What the exercise asks
Filter the listing and keep only the lines with the word "have".

Data provided
******************************

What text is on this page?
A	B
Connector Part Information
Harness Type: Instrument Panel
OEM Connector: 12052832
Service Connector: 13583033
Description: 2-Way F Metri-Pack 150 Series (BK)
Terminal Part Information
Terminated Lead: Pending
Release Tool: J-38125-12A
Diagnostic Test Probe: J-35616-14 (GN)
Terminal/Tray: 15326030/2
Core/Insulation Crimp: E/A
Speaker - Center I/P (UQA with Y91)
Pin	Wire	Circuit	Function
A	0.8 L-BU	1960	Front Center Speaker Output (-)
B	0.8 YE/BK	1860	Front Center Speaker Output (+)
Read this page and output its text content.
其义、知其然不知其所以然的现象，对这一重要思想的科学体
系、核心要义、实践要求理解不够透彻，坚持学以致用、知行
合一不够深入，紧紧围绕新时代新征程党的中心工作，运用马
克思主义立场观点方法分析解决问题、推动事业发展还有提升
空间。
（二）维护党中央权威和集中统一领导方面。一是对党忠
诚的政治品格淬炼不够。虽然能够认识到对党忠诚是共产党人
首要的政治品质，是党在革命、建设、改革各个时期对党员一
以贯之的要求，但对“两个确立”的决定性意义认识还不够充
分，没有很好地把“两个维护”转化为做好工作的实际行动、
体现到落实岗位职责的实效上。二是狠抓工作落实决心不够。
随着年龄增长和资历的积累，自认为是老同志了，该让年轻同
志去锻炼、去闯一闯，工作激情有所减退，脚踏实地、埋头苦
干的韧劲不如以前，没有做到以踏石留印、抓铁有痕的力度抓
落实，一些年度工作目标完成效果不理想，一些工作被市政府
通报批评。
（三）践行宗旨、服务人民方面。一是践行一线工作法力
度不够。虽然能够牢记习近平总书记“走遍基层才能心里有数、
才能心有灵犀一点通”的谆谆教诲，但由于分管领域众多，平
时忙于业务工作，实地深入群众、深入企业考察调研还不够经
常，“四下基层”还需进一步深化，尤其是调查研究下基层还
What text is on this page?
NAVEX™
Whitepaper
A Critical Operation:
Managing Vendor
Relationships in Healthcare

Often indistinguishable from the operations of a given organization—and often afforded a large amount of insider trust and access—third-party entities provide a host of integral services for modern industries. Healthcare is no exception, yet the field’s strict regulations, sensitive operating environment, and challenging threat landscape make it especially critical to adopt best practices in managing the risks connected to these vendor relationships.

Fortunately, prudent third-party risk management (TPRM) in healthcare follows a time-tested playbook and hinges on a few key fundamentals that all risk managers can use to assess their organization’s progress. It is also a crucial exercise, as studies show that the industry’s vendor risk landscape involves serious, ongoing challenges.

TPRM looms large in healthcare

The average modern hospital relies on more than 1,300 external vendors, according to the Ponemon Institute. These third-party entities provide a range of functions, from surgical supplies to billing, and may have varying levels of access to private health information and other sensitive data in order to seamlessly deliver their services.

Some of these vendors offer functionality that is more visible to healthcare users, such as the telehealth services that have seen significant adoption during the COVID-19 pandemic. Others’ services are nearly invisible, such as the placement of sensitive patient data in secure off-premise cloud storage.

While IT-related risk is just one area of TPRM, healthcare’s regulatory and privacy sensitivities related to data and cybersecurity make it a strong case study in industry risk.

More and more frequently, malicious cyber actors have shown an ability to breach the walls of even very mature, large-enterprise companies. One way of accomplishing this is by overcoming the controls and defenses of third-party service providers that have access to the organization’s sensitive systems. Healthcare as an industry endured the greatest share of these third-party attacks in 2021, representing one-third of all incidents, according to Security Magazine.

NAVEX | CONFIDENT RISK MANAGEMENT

******************************

Reply
The average modern hospital relies on more than 1,300 external vendors, according to the Ponemon Institute. These third-party entities provide a range of functions, from surgical supplies to billing, and may have varying levels of access to private health information and other sensitive data in order to seamlessly deliver their services.
Some of these vendors offer functionality that is more visible to healthcare users, such as the telehealth services that have seen significant adoption during the COVID-19 pandemic. Others’ services are nearly invisible, such as the placement of sensitive patient data in secure off-premise cloud storage.
More and more frequently, malicious cyber actors have shown an ability to breach the walls of even very mature, large-enterprise companies. One way of accomplishing this is by overcoming the controls and defenses of third-party service providers that have access to the organization’s sensitive systems. Healthcare as an industry endured the greatest share of these third-party attacks in 2021, representing one-third of all incidents, according to Security Magazine.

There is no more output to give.